▶ **Objective**:
Spot every line with the word "this" and return it.

Stored items from a collection:
>> Begin

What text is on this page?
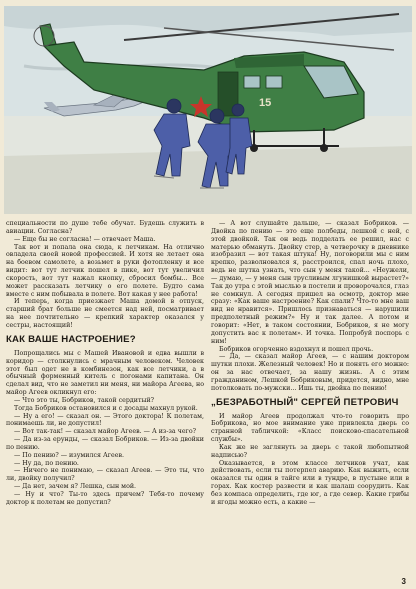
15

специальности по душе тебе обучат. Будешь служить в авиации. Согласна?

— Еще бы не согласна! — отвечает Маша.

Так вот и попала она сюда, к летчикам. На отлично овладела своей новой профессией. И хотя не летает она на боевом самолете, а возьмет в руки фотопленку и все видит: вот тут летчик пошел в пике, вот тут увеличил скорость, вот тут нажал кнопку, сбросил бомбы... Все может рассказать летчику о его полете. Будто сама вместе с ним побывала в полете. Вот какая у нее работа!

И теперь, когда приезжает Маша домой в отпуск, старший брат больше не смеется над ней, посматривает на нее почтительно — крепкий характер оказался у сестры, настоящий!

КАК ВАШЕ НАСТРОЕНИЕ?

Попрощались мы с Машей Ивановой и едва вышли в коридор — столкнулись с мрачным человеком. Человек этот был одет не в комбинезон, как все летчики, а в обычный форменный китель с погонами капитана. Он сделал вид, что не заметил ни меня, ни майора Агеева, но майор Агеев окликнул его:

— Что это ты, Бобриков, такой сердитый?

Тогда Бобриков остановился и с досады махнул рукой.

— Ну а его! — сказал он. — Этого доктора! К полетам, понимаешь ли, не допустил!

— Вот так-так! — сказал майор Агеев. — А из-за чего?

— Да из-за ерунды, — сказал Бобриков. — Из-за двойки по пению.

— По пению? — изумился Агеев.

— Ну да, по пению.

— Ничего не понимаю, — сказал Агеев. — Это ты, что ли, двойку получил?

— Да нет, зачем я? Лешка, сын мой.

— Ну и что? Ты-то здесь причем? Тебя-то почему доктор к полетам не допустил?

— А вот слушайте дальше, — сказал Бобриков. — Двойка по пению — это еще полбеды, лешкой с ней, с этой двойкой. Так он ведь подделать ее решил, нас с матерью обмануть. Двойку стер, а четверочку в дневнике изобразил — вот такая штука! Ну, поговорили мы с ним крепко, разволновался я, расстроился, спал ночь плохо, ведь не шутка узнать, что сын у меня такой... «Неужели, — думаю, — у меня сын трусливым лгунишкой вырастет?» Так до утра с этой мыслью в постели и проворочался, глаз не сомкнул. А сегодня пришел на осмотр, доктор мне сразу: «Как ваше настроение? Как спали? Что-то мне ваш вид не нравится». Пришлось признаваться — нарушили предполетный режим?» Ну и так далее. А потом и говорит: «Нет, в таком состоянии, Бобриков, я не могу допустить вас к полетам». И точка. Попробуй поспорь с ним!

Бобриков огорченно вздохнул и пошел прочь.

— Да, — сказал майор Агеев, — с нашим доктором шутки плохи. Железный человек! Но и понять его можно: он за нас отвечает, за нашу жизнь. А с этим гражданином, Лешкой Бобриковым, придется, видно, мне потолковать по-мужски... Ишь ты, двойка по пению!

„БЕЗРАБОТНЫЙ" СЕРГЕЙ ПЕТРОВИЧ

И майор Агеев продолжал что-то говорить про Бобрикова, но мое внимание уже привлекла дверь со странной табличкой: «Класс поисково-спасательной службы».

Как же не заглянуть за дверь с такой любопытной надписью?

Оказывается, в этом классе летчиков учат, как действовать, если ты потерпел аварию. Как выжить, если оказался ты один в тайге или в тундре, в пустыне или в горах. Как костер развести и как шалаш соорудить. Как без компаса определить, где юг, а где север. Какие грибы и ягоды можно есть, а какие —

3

>> End
>> Begin

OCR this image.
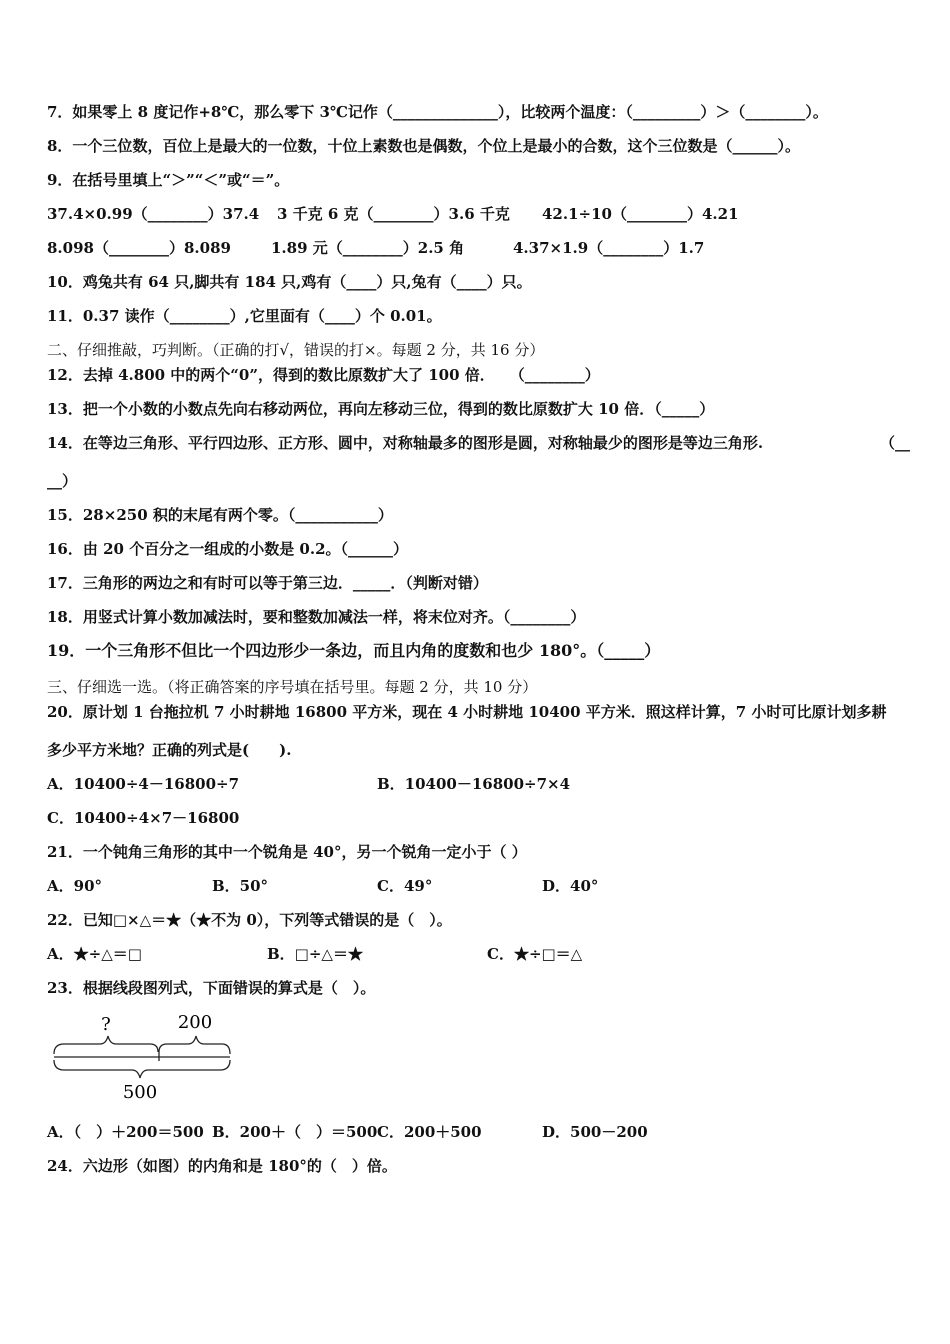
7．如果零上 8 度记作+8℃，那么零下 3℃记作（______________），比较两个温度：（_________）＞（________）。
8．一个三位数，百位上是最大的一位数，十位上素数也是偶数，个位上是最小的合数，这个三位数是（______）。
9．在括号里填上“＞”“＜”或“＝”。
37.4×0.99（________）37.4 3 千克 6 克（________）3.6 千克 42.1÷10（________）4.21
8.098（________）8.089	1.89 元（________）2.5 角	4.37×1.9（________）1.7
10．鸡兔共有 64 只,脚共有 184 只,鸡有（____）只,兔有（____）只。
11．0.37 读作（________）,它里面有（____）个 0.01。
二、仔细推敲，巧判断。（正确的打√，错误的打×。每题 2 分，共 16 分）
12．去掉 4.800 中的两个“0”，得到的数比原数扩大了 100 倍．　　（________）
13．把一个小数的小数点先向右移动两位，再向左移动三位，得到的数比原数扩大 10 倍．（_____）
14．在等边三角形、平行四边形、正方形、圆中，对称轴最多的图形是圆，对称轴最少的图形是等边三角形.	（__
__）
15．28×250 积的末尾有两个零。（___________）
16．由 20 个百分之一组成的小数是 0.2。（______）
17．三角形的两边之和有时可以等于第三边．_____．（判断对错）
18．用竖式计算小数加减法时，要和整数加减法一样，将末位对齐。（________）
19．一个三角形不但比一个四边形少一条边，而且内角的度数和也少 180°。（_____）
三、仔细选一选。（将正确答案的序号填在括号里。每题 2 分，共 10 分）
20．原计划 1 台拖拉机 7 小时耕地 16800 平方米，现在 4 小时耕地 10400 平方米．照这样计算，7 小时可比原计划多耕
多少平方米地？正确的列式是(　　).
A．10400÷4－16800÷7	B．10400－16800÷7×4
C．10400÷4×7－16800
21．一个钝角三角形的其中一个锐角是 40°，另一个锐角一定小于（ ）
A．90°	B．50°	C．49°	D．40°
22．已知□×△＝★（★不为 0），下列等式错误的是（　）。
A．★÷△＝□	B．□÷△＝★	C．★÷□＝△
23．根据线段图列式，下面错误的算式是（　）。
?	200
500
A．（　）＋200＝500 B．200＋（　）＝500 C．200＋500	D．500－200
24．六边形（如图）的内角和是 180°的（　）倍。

>> End
>> Begin

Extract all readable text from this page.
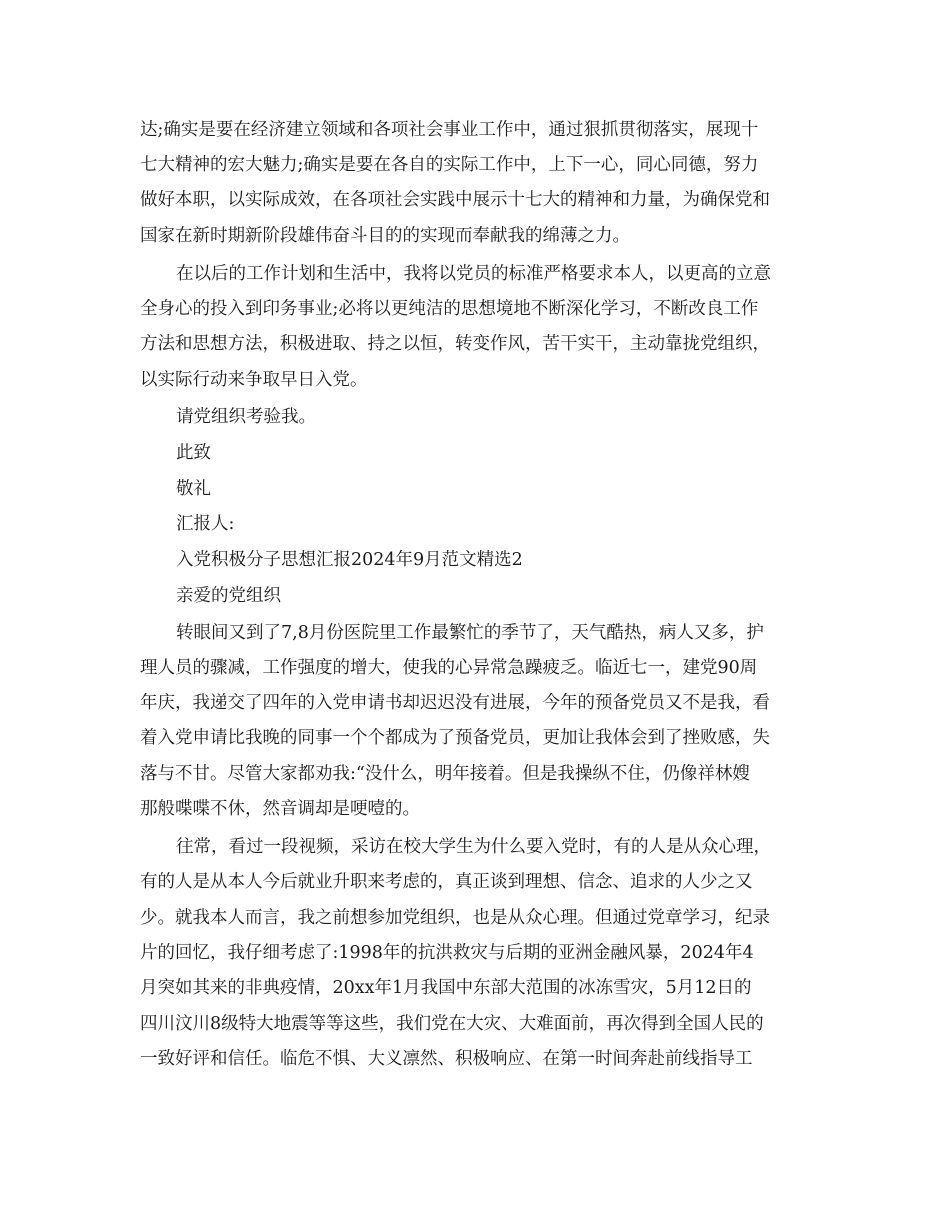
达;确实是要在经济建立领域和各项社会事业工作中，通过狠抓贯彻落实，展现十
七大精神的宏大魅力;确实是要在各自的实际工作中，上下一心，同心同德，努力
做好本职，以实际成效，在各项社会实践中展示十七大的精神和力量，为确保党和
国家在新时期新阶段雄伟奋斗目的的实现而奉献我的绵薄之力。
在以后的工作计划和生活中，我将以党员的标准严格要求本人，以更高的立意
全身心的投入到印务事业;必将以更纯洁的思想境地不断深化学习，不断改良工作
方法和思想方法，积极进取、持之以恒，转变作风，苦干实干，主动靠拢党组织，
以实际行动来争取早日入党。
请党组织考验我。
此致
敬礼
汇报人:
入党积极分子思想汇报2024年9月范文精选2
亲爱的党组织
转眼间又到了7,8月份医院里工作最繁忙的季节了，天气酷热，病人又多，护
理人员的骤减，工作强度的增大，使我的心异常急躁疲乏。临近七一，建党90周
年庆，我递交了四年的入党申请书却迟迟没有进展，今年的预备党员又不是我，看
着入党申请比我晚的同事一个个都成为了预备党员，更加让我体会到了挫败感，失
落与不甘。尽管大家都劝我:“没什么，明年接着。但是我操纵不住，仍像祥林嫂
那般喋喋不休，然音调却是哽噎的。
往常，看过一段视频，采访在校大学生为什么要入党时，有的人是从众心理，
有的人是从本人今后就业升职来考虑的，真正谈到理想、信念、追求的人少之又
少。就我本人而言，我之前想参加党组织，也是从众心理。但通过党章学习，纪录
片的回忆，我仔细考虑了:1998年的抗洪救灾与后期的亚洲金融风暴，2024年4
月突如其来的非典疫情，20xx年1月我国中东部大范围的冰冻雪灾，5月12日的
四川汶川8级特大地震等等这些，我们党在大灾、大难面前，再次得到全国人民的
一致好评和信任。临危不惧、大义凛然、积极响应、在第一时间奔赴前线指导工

>> End

▶ **Exercise output**:
What text is on this page?
OCR this image.
Extract all readable text from this page.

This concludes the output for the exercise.